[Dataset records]

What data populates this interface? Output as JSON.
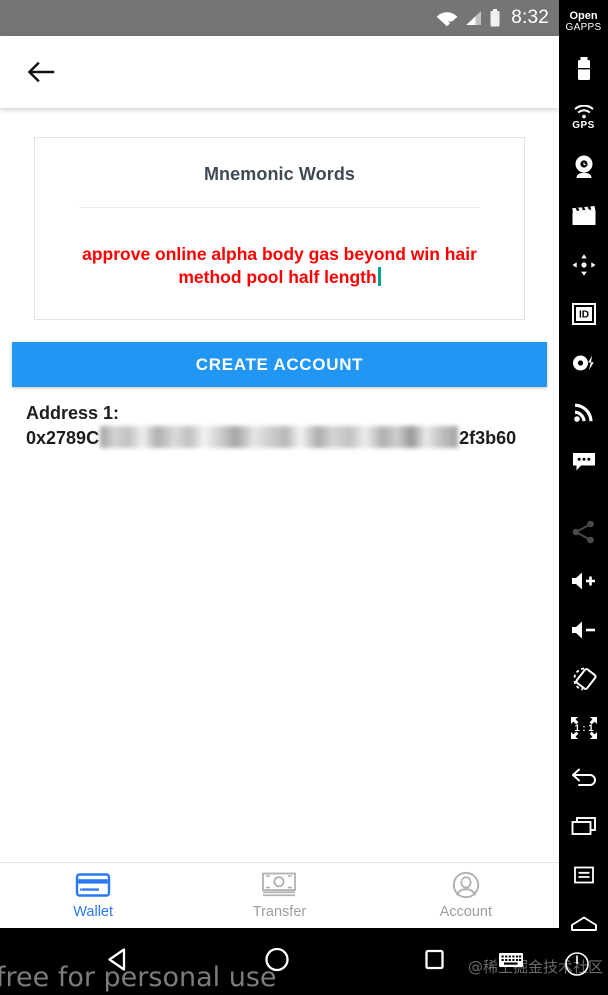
{
  "statusbar": {
    "time": "8:32",
    "icons": [
      "wifi-no-connection-icon",
      "cellular-signal-icon",
      "battery-icon"
    ]
  },
  "appbar": {
    "back_label": "back-arrow"
  },
  "card": {
    "title": "Mnemonic Words",
    "mnemonic": "approve online alpha body gas beyond win hair method pool half length",
    "mnemonic_color": "#fe0000",
    "caret_color": "#00a28f"
  },
  "actions": {
    "create_account_label": "CREATE ACCOUNT",
    "create_account_color": "#2196f3"
  },
  "address": {
    "label": "Address 1:",
    "prefix": "0x2789C",
    "suffix": "2f3b60",
    "redacted": true
  },
  "tabbar": {
    "items": [
      {
        "label": "Wallet",
        "icon": "credit-card-icon",
        "active": true
      },
      {
        "label": "Transfer",
        "icon": "banknotes-icon",
        "active": false
      },
      {
        "label": "Account",
        "icon": "person-circle-icon",
        "active": false
      }
    ],
    "active_color": "#2979f2",
    "inactive_color": "#9e9e9e"
  },
  "navbar": {
    "back": "triangle-back-icon",
    "home": "circle-home-icon",
    "recents": "square-recents-icon",
    "keyboard": "keyboard-icon",
    "power": "power-icon",
    "watermark_left": "free for personal use",
    "watermark_right": "@稀土掘金技术社区"
  },
  "toolbar": {
    "logo_line1": "Open",
    "logo_line2": "GAPPS",
    "gps_label": "GPS",
    "ratio_label": "1 : 1",
    "items": [
      "battery-icon",
      "gps-icon",
      "webcam-icon",
      "clapperboard-icon",
      "dpad-move-icon",
      "id-card-icon",
      "record-bolt-icon",
      "rss-signal-icon",
      "chat-bubble-icon",
      "share-icon",
      "volume-up-icon",
      "volume-down-icon",
      "rotate-icon",
      "resize-1-1-icon",
      "back-arrow-icon",
      "overview-windows-icon",
      "menu-icon",
      "home-icon"
    ]
  }
}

(TASK)
Filter the records above for "card" and copy every matching line.

(WRITTEN ANSWER)
  "card": {
        "icon": "credit-card-icon",
      "id-card-icon",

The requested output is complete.